** Begin Entries provided **
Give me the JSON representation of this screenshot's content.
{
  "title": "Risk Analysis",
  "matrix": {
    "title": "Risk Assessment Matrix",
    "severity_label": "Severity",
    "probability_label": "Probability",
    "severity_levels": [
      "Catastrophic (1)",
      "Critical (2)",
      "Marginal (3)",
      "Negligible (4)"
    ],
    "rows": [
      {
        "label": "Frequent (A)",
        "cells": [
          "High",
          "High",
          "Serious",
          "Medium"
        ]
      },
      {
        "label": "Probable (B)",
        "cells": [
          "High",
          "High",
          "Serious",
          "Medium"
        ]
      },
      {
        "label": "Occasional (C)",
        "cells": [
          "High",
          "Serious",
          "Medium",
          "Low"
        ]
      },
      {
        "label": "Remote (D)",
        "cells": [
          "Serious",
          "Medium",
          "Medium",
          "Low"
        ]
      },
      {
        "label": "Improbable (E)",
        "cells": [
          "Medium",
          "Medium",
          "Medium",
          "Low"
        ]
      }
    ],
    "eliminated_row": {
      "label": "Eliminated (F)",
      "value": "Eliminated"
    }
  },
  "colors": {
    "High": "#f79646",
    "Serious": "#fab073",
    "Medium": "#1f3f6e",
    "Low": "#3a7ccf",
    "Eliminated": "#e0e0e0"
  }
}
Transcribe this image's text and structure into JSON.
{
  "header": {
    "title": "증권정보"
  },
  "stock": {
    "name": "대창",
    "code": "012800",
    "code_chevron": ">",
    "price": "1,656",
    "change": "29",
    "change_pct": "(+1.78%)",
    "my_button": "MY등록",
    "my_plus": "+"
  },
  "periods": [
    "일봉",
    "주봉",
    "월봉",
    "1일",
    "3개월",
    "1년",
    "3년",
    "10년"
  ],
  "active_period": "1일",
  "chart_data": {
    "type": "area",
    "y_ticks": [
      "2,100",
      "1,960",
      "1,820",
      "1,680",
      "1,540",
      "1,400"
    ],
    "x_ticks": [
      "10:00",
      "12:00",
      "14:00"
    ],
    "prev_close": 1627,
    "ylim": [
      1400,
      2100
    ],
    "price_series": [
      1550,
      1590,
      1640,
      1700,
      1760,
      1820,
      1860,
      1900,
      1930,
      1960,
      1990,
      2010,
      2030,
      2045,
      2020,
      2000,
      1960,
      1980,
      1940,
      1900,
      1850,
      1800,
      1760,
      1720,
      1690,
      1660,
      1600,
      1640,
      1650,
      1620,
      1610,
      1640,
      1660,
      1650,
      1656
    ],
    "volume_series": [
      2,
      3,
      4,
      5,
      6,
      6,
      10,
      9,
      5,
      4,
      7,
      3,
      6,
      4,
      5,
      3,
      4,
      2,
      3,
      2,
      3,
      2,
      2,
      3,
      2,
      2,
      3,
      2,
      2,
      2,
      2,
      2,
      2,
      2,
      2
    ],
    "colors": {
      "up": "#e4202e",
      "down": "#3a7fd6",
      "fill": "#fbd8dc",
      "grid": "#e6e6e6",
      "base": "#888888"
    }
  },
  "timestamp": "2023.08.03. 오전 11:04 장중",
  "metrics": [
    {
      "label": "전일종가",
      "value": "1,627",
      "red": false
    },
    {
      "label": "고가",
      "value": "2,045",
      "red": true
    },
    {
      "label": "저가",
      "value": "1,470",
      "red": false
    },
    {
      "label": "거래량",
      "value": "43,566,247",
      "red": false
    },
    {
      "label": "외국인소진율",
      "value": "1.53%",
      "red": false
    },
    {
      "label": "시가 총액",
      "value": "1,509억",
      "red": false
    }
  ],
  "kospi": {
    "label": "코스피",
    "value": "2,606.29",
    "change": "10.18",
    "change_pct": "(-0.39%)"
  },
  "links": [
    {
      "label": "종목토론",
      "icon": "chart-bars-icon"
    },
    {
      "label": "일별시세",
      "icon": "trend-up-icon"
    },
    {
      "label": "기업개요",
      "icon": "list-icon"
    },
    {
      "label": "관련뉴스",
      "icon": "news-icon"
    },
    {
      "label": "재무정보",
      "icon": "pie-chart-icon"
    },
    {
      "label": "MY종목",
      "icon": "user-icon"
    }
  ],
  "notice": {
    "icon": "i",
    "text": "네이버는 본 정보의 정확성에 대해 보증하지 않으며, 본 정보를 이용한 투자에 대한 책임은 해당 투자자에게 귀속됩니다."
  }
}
** End Entries provided **
▶ **Written exercise**: Exactly reproduce the material above.

▶ **Reply to the task**:
Give me the JSON representation of this screenshot's content.
{
  "title": "Risk Analysis",
  "matrix": {
    "title": "Risk Assessment Matrix",
    "severity_label": "Severity",
    "probability_label": "Probability",
    "severity_levels": [
      "Catastrophic (1)",
      "Critical (2)",
      "Marginal (3)",
      "Negligible (4)"
    ],
    "rows": [
      {
        "label": "Frequent (A)",
        "cells": [
          "High",
          "High",
          "Serious",
          "Medium"
        ]
      },
      {
        "label": "Probable (B)",
        "cells": [
          "High",
          "High",
          "Serious",
          "Medium"
        ]
      },
      {
        "label": "Occasional (C)",
        "cells": [
          "High",
          "Serious",
          "Medium",
          "Low"
        ]
      },
      {
        "label": "Remote (D)",
        "cells": [
          "Serious",
          "Medium",
          "Medium",
          "Low"
        ]
      },
      {
        "label": "Improbable (E)",
        "cells": [
          "Medium",
          "Medium",
          "Medium",
          "Low"
        ]
      }
    ],
    "eliminated_row": {
      "label": "Eliminated (F)",
      "value": "Eliminated"
    }
  },
  "colors": {
    "High": "#f79646",
    "Serious": "#fab073",
    "Medium": "#1f3f6e",
    "Low": "#3a7ccf",
    "Eliminated": "#e0e0e0"
  }
}
Transcribe this image's text and structure into JSON.
{
  "header": {
    "title": "증권정보"
  },
  "stock": {
    "name": "대창",
    "code": "012800",
    "code_chevron": ">",
    "price": "1,656",
    "change": "29",
    "change_pct": "(+1.78%)",
    "my_button": "MY등록",
    "my_plus": "+"
  },
  "periods": [
    "일봉",
    "주봉",
    "월봉",
    "1일",
    "3개월",
    "1년",
    "3년",
    "10년"
  ],
  "active_period": "1일",
  "chart_data": {
    "type": "area",
    "y_ticks": [
      "2,100",
      "1,960",
      "1,820",
      "1,680",
      "1,540",
      "1,400"
    ],
    "x_ticks": [
      "10:00",
      "12:00",
      "14:00"
    ],
    "prev_close": 1627,
    "ylim": [
      1400,
      2100
    ],
    "price_series": [
      1550,
      1590,
      1640,
      1700,
      1760,
      1820,
      1860,
      1900,
      1930,
      1960,
      1990,
      2010,
      2030,
      2045,
      2020,
      2000,
      1960,
      1980,
      1940,
      1900,
      1850,
      1800,
      1760,
      1720,
      1690,
      1660,
      1600,
      1640,
      1650,
      1620,
      1610,
      1640,
      1660,
      1650,
      1656
    ],
    "volume_series": [
      2,
      3,
      4,
      5,
      6,
      6,
      10,
      9,
      5,
      4,
      7,
      3,
      6,
      4,
      5,
      3,
      4,
      2,
      3,
      2,
      3,
      2,
      2,
      3,
      2,
      2,
      3,
      2,
      2,
      2,
      2,
      2,
      2,
      2,
      2
    ],
    "colors": {
      "up": "#e4202e",
      "down": "#3a7fd6",
      "fill": "#fbd8dc",
      "grid": "#e6e6e6",
      "base": "#888888"
    }
  },
  "timestamp": "2023.08.03. 오전 11:04 장중",
  "metrics": [
    {
      "label": "전일종가",
      "value": "1,627",
      "red": false
    },
    {
      "label": "고가",
      "value": "2,045",
      "red": true
    },
    {
      "label": "저가",
      "value": "1,470",
      "red": false
    },
    {
      "label": "거래량",
      "value": "43,566,247",
      "red": false
    },
    {
      "label": "외국인소진율",
      "value": "1.53%",
      "red": false
    },
    {
      "label": "시가 총액",
      "value": "1,509억",
      "red": false
    }
  ],
  "kospi": {
    "label": "코스피",
    "value": "2,606.29",
    "change": "10.18",
    "change_pct": "(-0.39%)"
  },
  "links": [
    {
      "label": "종목토론",
      "icon": "chart-bars-icon"
    },
    {
      "label": "일별시세",
      "icon": "trend-up-icon"
    },
    {
      "label": "기업개요",
      "icon": "list-icon"
    },
    {
      "label": "관련뉴스",
      "icon": "news-icon"
    },
    {
      "label": "재무정보",
      "icon": "pie-chart-icon"
    },
    {
      "label": "MY종목",
      "icon": "user-icon"
    }
  ],
  "notice": {
    "icon": "i",
    "text": "네이버는 본 정보의 정확성에 대해 보증하지 않으며, 본 정보를 이용한 투자에 대한 책임은 해당 투자자에게 귀속됩니다."
  }
}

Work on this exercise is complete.